* [Given records]:
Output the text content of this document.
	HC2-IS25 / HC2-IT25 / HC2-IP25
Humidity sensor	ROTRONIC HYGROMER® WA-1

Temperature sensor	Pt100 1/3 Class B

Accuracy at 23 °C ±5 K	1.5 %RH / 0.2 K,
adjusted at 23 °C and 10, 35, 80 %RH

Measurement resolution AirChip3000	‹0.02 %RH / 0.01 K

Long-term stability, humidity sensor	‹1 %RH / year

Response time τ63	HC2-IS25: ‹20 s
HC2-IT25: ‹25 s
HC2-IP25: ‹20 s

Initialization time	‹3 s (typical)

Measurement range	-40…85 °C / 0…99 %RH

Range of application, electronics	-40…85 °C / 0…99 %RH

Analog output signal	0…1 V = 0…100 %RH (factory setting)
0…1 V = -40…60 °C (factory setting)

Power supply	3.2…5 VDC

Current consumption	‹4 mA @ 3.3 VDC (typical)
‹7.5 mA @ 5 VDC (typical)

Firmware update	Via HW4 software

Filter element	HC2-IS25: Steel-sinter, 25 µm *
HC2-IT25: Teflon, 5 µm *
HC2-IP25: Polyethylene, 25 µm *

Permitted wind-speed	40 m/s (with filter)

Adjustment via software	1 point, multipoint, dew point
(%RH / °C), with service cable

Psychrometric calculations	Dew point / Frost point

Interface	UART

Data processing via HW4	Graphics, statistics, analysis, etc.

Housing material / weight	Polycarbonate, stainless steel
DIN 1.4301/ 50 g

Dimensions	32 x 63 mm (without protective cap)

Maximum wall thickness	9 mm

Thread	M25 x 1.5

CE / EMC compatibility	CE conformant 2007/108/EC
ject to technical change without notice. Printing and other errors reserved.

* [Instruction]:
Output all of the material, please, exactly as it stands.

* [Final answer]:
Output the text content of this document.
	HC2-IS25 / HC2-IT25 / HC2-IP25
Humidity sensor	ROTRONIC HYGROMER® WA-1

Temperature sensor	Pt100 1/3 Class B

Accuracy at 23 °C ±5 K	1.5 %RH / 0.2 K,
adjusted at 23 °C and 10, 35, 80 %RH

Measurement resolution AirChip3000	‹0.02 %RH / 0.01 K

Long-term stability, humidity sensor	‹1 %RH / year

Response time τ63	HC2-IS25: ‹20 s
HC2-IT25: ‹25 s
HC2-IP25: ‹20 s

Initialization time	‹3 s (typical)

Measurement range	-40…85 °C / 0…99 %RH

Range of application, electronics	-40…85 °C / 0…99 %RH

Analog output signal	0…1 V = 0…100 %RH (factory setting)
0…1 V = -40…60 °C (factory setting)

Power supply	3.2…5 VDC

Current consumption	‹4 mA @ 3.3 VDC (typical)
‹7.5 mA @ 5 VDC (typical)

Firmware update	Via HW4 software

Filter element	HC2-IS25: Steel-sinter, 25 µm *
HC2-IT25: Teflon, 5 µm *
HC2-IP25: Polyethylene, 25 µm *

Permitted wind-speed	40 m/s (with filter)

Adjustment via software	1 point, multipoint, dew point
(%RH / °C), with service cable

Psychrometric calculations	Dew point / Frost point

Interface	UART

Data processing via HW4	Graphics, statistics, analysis, etc.

Housing material / weight	Polycarbonate, stainless steel
DIN 1.4301/ 50 g

Dimensions	32 x 63 mm (without protective cap)

Maximum wall thickness	9 mm

Thread	M25 x 1.5

CE / EMC compatibility	CE conformant 2007/108/EC
ject to technical change without notice. Printing and other errors reserved.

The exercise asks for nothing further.